> **Texto selecionado**
————————

Minha casa, sua casa
Quarta-feira, 6 de outubro de 2010. O Campeonato Brasileiro entra em sua reta final. Após esta rodada, a 28ª, faltarão apenas dez para sabermos quem será o 40º campeão nacional, os quatro representantes do país na Libertadores do ano que vem, os oito que disputarão a Copa Sul-Americana e os quatro rebaixados. Entre as partidas decisivas, o líder Fluminense recebe o Santos, no Engenhão; o São Paulo, que sonha com G-4, enfrenta o Vitória, em Barueri; o desesperado Atlético/MG precisa vencer o Corinthians em Sete Lagoas; num confronto de rebaixáveis, Flamengo e Atlético/GO darão a vida em Volta Redonda; e o Palmeiras, que vive boa fase, recebe o ameaçado Avaí, no Pacaembu.

————————

> **Dados fornecidos**
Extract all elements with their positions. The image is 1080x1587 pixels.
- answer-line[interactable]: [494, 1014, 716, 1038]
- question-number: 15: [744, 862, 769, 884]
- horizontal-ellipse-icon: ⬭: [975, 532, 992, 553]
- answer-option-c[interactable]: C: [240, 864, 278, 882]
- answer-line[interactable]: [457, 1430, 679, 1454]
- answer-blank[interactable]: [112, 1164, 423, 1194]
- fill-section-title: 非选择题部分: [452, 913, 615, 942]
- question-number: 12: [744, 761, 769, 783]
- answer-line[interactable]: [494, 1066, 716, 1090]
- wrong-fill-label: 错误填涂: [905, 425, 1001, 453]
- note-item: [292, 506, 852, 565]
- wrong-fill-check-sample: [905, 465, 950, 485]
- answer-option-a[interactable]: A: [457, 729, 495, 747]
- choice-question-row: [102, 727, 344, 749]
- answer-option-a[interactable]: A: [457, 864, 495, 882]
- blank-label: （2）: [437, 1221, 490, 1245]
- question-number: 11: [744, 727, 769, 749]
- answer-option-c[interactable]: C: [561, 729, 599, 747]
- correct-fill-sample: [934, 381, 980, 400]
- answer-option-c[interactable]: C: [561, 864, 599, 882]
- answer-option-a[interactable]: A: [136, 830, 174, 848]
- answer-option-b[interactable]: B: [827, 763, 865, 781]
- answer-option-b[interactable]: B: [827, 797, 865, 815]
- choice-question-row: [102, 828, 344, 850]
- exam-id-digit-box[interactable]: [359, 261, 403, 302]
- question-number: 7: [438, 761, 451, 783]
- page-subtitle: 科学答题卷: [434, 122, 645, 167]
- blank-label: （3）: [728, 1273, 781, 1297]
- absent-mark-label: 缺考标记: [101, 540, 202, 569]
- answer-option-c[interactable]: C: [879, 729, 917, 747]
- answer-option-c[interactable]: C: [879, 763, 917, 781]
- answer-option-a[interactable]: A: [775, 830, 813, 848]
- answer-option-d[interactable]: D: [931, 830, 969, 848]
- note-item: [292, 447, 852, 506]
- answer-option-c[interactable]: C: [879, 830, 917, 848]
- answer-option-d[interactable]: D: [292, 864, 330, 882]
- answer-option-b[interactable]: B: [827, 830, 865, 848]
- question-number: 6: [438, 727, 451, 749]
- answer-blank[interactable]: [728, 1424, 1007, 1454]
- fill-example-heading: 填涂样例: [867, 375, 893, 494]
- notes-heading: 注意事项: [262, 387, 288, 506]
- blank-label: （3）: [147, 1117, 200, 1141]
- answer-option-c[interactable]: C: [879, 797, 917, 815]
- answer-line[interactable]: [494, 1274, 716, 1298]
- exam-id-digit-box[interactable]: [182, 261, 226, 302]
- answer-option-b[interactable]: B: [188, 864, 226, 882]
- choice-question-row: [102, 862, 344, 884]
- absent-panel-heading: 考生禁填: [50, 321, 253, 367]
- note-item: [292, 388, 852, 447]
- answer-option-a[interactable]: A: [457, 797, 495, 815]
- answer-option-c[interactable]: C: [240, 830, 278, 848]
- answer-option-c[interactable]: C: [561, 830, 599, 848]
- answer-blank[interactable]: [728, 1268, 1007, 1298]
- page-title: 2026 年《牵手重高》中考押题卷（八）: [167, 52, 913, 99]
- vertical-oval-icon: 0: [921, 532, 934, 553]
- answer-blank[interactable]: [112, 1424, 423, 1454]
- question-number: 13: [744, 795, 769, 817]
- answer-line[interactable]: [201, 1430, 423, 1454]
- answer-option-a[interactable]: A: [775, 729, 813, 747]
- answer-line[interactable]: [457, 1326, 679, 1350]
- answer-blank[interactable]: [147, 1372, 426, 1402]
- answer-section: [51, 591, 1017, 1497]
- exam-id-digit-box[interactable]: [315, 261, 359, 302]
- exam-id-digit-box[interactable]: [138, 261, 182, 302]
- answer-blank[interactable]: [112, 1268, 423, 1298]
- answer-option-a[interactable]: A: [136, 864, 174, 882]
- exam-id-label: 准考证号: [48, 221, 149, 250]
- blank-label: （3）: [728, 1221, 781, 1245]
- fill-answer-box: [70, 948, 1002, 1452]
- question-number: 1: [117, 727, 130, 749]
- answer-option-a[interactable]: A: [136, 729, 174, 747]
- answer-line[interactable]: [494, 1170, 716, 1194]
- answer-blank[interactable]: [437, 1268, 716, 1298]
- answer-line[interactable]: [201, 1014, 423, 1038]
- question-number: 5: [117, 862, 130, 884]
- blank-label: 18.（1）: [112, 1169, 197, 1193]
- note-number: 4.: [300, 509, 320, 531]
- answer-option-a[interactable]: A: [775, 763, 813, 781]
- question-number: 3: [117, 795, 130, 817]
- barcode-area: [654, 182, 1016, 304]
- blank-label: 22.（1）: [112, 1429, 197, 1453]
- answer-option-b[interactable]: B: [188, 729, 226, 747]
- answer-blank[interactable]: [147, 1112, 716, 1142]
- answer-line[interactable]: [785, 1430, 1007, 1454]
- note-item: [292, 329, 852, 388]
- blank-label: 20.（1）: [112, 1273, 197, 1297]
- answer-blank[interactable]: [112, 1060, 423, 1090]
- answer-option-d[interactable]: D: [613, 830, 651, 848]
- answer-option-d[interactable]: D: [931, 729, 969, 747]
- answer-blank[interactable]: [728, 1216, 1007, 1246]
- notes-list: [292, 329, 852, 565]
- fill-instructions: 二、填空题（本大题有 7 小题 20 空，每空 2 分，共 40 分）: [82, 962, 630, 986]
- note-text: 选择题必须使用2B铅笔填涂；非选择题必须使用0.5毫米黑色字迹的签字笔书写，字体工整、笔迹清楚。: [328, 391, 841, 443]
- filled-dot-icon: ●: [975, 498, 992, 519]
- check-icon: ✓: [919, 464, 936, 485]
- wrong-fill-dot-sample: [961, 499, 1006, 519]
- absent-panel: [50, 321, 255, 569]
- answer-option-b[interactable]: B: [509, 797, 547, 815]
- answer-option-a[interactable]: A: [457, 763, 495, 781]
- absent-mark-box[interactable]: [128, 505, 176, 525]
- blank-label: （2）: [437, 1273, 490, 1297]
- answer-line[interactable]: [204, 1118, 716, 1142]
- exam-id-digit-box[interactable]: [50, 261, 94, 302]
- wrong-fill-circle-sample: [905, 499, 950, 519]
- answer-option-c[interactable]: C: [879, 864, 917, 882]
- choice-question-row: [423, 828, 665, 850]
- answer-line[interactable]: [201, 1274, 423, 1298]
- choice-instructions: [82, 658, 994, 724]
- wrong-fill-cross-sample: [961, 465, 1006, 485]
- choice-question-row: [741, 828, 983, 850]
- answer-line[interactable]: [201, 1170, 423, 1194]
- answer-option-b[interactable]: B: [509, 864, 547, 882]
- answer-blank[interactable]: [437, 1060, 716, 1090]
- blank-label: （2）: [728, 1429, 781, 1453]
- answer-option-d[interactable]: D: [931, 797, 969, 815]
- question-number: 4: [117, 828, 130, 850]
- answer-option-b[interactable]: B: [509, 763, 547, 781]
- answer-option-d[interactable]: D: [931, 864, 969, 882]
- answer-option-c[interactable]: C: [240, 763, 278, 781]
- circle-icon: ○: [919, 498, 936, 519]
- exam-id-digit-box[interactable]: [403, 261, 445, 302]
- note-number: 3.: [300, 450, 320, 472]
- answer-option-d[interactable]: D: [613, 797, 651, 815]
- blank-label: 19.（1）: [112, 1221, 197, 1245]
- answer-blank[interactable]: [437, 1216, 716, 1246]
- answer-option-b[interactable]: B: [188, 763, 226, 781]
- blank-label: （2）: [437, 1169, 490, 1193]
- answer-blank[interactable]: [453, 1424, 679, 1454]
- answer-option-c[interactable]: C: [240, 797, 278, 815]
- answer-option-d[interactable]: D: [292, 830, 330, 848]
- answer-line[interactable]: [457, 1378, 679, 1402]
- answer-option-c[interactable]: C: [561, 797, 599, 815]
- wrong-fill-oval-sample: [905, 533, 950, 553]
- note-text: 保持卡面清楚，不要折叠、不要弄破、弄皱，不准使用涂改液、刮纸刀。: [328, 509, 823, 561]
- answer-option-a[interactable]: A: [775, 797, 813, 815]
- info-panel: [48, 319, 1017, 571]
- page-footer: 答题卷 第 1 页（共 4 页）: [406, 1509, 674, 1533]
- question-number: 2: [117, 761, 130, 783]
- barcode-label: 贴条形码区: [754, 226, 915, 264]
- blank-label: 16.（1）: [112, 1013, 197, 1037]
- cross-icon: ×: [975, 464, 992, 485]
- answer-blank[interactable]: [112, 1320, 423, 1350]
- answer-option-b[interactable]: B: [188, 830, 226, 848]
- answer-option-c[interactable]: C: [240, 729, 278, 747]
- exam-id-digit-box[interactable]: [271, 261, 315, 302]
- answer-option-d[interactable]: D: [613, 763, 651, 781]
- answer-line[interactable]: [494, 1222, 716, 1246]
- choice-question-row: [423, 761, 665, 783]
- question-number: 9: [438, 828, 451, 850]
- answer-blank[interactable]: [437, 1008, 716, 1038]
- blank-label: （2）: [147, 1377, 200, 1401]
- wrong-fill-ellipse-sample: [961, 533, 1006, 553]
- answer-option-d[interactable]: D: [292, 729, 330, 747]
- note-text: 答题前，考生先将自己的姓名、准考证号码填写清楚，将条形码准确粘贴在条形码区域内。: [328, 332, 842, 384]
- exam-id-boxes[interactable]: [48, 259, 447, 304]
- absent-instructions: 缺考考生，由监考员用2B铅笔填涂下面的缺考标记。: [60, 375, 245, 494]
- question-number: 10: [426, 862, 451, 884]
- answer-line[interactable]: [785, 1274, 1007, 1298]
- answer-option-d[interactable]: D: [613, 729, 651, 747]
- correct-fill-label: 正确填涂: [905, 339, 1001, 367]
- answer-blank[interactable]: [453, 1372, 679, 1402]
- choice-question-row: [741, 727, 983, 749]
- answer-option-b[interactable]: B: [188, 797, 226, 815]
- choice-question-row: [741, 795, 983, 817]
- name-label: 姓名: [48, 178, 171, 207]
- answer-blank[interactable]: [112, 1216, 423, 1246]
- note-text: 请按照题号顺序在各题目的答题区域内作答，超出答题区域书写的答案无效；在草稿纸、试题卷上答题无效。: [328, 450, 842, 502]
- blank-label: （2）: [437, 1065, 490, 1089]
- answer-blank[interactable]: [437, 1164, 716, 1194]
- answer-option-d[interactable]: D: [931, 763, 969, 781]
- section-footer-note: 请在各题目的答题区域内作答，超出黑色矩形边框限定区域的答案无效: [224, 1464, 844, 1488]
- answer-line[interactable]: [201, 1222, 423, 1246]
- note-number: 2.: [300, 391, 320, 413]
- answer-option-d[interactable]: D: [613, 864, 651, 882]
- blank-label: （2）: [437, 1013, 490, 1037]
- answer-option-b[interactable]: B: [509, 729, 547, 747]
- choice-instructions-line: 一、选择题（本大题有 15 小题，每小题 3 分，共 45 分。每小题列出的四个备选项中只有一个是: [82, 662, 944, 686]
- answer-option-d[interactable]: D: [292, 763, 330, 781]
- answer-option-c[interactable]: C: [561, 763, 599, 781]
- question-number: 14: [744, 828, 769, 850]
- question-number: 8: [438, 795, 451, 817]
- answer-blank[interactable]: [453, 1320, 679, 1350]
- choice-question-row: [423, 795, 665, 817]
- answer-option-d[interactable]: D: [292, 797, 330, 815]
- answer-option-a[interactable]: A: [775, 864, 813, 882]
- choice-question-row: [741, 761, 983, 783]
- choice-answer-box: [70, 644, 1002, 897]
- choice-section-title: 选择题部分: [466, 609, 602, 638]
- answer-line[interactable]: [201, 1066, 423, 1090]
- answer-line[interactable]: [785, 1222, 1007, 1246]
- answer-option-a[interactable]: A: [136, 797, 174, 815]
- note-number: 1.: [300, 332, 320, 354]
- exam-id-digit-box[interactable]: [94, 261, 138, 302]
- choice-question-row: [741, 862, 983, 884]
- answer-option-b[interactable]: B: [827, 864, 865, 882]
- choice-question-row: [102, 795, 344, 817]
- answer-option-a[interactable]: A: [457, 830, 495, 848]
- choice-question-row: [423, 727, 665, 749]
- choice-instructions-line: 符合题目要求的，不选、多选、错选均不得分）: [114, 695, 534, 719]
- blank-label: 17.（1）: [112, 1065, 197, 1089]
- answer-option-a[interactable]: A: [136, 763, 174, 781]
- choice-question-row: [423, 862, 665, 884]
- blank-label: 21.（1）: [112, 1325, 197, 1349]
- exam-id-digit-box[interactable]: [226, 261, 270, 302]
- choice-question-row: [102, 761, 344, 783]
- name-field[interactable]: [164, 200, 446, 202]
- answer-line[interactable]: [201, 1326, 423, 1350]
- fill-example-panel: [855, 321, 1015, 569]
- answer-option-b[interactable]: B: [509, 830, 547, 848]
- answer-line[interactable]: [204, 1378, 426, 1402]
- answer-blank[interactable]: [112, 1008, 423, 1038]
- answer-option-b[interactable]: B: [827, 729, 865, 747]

————————

> **Ações a realizar**
**a)** Por favor, reescreva em forma de lista o parágrafo do texto sobre o Campeonato Brasileiro que começa com "Quarta-feira, 6 de outubro de 2010", mantendo os fatos principais.
**b)** Reproduza literalmente as linhas dos dados fornecidos, do início delas até a linha que contém "- answer-line[interactable]: [457, 1430, 679, 1454]", inclusive.

> **Resultados por tarefa**
**a)**
- Quarta-feira, 6 de outubro de 2010: o Campeonato Brasileiro entra em sua reta final.
- Depois da 28ª rodada, faltarão dez rodadas para definir:
  - o 40º campeão nacional;
  - os quatro representantes do país na Libertadores do ano seguinte;
  - os oito que disputarão a Copa Sul-Americana;
  - os quatro rebaixados.
- Partidas decisivas da rodada:
  - Fluminense (líder) x Santos, no Engenhão;
  - São Paulo (sonha com o G-4) x Vitória, em Barueri;
  - Atlético/MG (desesperado, precisa vencer) x Corinthians, em Sete Lagoas;
  - Flamengo x Atlético/GO (confronto de rebaixáveis), em Volta Redonda;
  - Palmeiras (em boa fase) x Avaí (ameaçado), no Pacaembu.

**b)**
Extract all elements with their positions. The image is 1080x1587 pixels.
- answer-line[interactable]: [494, 1014, 716, 1038]
- question-number: 15: [744, 862, 769, 884]
- horizontal-ellipse-icon: ⬭: [975, 532, 992, 553]
- answer-option-c[interactable]: C: [240, 864, 278, 882]
- answer-line[interactable]: [457, 1430, 679, 1454]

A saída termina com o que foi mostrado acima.